# Directive
Of the lines in this listing, how many contain the word "RPASP"? Give the number and nothing else.

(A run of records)
** Begin **

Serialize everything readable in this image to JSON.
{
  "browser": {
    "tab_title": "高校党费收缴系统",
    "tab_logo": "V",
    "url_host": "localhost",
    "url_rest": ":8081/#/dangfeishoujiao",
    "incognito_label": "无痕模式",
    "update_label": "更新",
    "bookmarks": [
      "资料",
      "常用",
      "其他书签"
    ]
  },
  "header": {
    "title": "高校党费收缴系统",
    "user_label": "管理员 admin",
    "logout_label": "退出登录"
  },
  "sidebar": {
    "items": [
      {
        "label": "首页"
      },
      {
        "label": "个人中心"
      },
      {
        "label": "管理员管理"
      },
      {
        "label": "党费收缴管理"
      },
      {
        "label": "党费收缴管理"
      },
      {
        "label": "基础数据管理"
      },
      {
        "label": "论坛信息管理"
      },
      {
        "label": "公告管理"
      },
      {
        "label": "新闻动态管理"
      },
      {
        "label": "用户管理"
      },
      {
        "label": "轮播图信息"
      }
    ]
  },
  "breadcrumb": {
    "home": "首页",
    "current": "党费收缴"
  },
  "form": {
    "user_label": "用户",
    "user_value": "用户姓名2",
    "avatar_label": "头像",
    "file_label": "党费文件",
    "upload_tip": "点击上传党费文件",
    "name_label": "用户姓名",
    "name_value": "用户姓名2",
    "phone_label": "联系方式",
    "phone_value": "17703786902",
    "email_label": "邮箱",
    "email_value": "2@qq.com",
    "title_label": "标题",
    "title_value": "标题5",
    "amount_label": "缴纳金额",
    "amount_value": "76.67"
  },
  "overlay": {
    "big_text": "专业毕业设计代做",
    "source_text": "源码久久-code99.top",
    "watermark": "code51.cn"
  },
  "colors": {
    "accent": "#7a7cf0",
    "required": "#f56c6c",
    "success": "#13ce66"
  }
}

** End **
** Begin **

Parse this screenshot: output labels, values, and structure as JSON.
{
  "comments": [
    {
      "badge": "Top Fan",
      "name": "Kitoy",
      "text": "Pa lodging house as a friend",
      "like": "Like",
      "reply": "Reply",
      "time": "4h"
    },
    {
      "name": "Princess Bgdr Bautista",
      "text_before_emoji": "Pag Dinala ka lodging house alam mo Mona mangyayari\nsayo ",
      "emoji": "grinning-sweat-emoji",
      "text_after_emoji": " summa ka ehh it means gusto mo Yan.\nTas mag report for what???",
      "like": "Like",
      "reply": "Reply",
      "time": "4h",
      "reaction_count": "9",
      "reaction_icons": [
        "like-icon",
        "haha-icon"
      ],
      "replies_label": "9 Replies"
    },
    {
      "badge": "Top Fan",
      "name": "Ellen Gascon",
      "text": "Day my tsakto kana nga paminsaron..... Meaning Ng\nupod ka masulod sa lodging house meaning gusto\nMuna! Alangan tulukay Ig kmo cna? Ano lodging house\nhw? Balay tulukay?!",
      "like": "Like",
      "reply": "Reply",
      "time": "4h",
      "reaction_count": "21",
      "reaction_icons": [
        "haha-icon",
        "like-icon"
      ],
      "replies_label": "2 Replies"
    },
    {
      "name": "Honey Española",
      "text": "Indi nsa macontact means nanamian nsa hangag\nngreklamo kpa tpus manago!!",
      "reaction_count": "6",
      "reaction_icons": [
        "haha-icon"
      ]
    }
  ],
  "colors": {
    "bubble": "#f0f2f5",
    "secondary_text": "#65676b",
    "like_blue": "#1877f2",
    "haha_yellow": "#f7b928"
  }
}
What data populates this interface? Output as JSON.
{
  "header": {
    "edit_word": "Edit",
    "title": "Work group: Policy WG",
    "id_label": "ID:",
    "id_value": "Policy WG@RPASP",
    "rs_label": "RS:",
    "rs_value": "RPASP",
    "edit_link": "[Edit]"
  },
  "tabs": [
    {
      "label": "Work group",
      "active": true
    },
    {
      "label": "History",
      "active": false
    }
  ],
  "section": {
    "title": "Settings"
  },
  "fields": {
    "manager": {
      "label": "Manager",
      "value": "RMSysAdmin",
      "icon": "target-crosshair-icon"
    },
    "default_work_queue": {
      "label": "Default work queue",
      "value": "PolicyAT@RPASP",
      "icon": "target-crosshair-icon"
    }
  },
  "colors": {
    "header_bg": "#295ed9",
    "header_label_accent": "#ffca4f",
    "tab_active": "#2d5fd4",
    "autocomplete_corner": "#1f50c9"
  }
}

** End **

# Exercise response
3